▶ [What you have to do]:
Answer these questions using the thread on equality mod m below:
1. Which set is the relation =m on Z x Z defined to be?
2. Which pair is given as an example of a pair that is not equal mod 4?
3. Which three properties does the thread say an equivalence relation has?

▶ [Supplied passage]:

──────────────────────────────

We define the relation =m (read "equal mod m") on Z x Z to be the set: {(p,q): m|(p-q)}. Please show work.

a.) Give two pairs which are in the relation =4 and two pairs that are not.

b.) Show the =m is an equivalence relation.

As stated before, a pair [tex](x,y)\in \mathbb{Z}\times\mathbb{Z}[/tex] is equal mod m (written [tex]x\equiv y\mod m[/tex]) if [tex]m\mid (x-y)[/tex]. Then:

x=0 and y=4 is an example of a pair [tex]\equiv \mod 4[/tex]
x=0 and y=1 is an example of a pair [tex]\not \equiv \mod 4[/tex]

b) Show the [tex]\equiv \mod m[/tex] is an equivalence relation.

An equivalence relation is a binary relation that is reflexive, symmetric and transitive.

──────────────────────────────

(Data entries)
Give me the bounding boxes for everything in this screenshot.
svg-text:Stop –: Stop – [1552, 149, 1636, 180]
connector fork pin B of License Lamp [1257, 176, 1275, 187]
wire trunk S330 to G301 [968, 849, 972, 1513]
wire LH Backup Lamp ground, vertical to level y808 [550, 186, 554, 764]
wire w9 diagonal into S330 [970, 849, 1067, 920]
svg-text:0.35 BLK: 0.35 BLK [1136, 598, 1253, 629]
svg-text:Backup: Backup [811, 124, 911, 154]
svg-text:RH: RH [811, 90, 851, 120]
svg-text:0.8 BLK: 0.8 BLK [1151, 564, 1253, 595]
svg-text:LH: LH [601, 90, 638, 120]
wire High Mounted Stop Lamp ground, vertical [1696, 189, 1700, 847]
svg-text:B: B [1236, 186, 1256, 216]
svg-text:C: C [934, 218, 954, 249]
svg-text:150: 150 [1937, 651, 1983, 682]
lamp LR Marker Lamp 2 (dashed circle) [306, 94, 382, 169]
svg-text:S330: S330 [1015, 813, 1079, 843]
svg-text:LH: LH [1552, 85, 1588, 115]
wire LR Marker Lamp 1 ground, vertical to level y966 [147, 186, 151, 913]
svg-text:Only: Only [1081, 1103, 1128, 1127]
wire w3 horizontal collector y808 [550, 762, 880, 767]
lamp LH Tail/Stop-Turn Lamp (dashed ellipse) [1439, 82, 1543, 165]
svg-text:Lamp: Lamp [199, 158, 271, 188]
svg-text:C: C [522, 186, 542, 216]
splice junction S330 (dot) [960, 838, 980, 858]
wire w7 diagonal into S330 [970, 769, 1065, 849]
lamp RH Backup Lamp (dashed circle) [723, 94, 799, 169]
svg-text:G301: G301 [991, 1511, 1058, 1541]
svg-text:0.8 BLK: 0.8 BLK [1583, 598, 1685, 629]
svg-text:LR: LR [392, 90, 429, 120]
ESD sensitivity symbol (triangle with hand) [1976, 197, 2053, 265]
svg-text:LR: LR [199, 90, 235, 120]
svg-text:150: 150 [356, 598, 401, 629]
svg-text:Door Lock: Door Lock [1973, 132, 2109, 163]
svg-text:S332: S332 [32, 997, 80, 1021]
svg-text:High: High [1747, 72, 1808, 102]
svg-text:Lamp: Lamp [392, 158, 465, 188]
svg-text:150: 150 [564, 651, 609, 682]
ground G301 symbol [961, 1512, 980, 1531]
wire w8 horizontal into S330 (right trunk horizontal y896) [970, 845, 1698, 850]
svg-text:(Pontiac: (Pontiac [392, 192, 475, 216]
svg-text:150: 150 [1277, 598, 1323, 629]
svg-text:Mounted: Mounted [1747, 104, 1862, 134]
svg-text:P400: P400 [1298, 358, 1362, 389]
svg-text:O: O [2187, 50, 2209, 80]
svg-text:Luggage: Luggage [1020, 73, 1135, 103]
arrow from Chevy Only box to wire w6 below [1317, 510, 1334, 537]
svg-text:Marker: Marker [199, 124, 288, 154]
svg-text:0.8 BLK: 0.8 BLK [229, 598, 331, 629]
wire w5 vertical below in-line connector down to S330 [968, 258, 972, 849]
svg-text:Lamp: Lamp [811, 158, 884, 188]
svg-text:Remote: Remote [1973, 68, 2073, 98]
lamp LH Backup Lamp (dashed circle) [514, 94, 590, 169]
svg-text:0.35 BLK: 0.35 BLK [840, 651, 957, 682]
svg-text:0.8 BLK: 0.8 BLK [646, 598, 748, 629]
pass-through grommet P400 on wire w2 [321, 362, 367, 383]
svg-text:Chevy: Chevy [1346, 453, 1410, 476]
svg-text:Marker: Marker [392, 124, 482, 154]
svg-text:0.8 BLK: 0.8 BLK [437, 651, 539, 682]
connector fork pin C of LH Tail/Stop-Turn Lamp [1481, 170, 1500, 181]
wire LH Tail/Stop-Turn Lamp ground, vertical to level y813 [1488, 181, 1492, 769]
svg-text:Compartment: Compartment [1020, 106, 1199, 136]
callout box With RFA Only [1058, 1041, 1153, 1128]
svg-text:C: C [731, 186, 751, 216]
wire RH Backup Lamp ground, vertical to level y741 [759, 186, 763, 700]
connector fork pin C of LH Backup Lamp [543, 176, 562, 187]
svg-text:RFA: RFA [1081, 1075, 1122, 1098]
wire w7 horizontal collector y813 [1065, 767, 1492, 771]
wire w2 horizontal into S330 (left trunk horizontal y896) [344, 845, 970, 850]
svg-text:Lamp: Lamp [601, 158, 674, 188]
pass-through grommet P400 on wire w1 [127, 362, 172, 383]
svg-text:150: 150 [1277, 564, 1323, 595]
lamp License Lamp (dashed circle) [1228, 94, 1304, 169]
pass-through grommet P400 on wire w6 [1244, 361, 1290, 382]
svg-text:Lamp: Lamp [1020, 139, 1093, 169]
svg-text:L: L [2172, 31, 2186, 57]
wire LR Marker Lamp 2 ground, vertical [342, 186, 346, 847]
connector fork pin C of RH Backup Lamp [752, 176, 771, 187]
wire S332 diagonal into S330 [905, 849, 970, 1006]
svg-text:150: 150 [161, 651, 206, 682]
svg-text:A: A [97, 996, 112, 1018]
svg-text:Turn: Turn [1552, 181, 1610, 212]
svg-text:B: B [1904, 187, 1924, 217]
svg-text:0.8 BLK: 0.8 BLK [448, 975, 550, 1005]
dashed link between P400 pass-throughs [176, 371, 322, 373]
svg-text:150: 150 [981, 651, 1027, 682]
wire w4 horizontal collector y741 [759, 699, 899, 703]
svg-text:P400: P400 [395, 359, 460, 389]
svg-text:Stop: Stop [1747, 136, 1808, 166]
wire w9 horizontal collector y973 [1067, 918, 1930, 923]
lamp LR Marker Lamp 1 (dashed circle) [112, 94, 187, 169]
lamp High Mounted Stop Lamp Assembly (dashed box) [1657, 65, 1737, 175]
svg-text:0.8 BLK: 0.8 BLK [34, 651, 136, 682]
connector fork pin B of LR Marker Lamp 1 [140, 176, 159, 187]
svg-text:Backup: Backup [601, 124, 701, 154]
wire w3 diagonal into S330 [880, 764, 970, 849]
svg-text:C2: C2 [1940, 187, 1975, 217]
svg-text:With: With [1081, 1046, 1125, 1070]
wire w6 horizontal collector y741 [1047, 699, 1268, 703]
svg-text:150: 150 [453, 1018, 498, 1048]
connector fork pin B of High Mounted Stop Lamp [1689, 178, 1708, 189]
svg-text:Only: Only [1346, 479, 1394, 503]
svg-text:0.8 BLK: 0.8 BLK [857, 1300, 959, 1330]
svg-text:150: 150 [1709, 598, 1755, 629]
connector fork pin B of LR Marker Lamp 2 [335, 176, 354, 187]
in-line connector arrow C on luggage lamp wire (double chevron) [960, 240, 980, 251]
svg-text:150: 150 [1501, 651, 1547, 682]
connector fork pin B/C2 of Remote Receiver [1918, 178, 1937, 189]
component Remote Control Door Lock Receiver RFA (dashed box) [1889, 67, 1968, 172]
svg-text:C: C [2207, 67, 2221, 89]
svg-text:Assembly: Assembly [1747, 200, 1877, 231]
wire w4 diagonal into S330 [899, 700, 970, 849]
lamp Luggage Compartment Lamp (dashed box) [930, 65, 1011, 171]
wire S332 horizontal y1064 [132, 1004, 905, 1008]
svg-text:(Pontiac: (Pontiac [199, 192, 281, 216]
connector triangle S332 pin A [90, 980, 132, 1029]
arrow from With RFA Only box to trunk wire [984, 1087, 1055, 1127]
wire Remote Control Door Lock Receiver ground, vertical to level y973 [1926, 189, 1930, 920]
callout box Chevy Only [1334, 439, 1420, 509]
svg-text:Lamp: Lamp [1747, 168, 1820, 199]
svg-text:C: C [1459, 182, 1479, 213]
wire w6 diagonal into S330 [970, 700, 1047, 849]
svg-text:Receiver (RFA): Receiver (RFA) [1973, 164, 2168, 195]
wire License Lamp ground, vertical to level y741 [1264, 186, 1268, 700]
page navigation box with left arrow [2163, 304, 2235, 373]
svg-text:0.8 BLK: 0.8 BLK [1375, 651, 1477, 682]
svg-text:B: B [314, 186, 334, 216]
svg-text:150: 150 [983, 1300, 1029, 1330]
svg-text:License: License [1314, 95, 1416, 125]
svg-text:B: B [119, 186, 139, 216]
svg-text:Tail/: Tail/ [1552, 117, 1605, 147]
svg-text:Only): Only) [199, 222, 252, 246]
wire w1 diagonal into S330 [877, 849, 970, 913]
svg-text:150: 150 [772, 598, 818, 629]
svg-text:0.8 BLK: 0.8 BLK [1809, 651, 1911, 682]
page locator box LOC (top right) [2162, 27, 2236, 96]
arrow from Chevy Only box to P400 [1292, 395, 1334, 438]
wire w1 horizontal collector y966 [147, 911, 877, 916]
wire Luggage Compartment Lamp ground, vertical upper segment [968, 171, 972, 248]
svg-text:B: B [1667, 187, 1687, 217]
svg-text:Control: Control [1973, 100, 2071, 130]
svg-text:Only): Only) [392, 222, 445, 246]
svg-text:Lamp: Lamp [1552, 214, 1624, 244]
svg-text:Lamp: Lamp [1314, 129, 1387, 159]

──────────────────────────────

▶ [Task solution]:
1. The set {(p,q): m|(p-q)}
2. x=0 and y=1
3. Reflexive, symmetric and transitive